What is asked >> From the listing, collect all lines containing the word "detached".

Recorded information >>

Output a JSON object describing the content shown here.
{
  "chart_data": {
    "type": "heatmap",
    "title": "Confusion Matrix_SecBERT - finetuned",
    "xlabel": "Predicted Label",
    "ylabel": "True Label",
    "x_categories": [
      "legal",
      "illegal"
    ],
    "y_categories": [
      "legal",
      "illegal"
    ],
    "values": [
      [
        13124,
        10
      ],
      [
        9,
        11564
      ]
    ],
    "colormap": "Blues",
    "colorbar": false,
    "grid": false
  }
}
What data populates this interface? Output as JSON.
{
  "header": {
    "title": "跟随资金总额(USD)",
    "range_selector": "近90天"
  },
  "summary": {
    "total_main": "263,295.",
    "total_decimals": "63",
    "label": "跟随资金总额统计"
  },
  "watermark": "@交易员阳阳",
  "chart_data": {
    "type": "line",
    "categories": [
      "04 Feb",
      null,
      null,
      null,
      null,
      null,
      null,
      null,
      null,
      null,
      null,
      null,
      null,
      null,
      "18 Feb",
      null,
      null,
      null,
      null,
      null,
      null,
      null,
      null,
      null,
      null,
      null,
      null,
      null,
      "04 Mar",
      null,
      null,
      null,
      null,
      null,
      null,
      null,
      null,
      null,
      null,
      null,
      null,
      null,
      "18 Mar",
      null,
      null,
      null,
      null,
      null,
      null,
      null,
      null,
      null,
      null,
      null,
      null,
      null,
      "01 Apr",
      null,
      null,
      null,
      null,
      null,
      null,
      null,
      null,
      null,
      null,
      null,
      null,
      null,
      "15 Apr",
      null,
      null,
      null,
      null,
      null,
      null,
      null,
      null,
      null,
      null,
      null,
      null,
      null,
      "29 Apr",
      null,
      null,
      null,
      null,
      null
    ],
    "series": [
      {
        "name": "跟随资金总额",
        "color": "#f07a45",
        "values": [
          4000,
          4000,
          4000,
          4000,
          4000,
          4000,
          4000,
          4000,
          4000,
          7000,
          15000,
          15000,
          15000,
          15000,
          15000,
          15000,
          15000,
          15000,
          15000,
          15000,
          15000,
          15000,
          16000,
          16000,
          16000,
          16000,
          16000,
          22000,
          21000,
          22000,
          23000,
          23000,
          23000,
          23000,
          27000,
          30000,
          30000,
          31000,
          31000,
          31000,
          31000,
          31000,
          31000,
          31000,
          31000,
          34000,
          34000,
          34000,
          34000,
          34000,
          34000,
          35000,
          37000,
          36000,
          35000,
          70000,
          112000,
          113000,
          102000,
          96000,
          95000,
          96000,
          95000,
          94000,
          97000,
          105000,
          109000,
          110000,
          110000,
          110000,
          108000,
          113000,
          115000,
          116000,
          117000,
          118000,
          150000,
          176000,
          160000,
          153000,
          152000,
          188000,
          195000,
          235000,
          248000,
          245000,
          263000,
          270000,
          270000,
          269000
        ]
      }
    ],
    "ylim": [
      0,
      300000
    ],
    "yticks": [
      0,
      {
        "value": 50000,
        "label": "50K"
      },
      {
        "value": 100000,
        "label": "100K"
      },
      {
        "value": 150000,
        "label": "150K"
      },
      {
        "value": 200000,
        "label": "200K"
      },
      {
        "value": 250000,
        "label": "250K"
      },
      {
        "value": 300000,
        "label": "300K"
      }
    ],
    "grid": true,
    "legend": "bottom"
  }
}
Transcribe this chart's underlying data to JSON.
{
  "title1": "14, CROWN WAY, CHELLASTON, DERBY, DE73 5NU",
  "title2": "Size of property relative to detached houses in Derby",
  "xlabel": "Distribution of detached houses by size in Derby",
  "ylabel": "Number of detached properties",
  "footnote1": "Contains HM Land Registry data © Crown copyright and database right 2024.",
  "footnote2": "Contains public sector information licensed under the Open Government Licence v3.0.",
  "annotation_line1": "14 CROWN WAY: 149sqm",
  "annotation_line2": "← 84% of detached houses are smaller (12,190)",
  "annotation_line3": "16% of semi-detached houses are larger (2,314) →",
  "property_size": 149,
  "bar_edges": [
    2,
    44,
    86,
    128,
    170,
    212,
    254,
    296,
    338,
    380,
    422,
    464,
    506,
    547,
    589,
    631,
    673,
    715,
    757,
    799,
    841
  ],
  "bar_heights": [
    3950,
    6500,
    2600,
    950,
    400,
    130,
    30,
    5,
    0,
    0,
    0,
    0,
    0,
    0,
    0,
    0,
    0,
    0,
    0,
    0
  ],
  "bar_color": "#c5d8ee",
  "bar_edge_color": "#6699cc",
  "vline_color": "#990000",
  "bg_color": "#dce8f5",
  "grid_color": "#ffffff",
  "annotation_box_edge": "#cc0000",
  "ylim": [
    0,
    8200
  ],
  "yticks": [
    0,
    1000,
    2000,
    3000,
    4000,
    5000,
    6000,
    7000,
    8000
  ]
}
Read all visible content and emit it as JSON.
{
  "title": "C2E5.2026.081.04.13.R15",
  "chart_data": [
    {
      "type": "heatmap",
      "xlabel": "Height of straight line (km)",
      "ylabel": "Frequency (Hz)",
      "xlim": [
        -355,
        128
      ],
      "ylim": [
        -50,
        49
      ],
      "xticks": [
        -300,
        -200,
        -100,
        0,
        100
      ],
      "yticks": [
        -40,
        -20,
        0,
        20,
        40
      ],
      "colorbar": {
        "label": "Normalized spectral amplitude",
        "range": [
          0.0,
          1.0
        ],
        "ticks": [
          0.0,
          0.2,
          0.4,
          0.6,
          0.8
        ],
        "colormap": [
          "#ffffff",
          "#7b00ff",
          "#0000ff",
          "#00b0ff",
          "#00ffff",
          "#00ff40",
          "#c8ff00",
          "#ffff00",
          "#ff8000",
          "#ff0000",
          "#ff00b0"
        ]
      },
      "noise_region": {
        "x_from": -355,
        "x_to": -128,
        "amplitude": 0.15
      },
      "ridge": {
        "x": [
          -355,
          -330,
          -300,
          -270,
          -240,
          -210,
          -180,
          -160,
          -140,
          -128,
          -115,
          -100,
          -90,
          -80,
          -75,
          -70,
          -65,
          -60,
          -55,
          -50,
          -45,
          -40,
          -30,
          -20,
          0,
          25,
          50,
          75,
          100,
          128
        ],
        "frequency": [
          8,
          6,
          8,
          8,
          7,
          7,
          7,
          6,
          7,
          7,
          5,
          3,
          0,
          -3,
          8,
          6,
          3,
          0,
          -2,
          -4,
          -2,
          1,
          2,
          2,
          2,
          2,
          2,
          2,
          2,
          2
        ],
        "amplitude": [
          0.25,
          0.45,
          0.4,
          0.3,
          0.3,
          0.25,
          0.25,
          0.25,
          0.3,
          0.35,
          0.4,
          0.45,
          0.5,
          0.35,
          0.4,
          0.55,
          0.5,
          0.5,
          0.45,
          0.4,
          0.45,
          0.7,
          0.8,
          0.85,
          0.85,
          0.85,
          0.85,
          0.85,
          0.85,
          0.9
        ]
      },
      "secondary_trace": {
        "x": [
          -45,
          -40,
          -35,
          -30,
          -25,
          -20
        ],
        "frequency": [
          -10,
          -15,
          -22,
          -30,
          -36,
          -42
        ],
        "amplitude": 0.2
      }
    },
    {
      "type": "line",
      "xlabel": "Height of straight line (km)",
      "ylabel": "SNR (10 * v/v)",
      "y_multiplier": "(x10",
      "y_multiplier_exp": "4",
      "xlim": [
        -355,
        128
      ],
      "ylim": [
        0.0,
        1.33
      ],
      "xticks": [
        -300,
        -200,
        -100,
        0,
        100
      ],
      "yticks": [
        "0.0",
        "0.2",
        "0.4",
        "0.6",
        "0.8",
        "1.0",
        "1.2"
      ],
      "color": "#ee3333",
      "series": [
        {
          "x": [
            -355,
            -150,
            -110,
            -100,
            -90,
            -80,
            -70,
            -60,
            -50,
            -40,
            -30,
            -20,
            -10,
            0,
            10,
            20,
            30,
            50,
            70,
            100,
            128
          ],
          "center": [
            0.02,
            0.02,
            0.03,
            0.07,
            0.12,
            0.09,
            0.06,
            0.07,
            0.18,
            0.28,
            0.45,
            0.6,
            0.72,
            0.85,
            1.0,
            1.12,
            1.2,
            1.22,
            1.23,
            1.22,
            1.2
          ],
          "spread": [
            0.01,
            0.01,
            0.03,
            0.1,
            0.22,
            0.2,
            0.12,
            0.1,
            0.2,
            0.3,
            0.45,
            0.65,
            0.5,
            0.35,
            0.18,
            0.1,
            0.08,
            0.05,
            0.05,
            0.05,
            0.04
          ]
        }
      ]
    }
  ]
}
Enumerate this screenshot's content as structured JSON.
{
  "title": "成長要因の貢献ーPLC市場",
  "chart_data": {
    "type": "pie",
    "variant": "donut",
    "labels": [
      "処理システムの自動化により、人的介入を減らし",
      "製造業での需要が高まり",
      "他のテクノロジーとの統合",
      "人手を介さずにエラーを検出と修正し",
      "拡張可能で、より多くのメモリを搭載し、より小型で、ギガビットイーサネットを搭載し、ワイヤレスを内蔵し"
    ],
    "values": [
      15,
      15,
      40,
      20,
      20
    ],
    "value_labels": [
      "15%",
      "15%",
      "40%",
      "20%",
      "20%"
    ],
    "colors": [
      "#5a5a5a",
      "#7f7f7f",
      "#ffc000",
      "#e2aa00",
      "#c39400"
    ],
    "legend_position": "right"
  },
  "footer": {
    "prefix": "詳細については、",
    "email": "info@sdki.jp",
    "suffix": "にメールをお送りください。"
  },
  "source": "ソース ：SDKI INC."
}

Task response >>
  "title2": "Size of property relative to detached houses in Derby",
  "xlabel": "Distribution of detached houses by size in Derby",
  "ylabel": "Number of detached properties",
  "annotation_line2": "← 84% of detached houses are smaller (12,190)",
  "annotation_line3": "16% of semi-detached houses are larger (2,314) →",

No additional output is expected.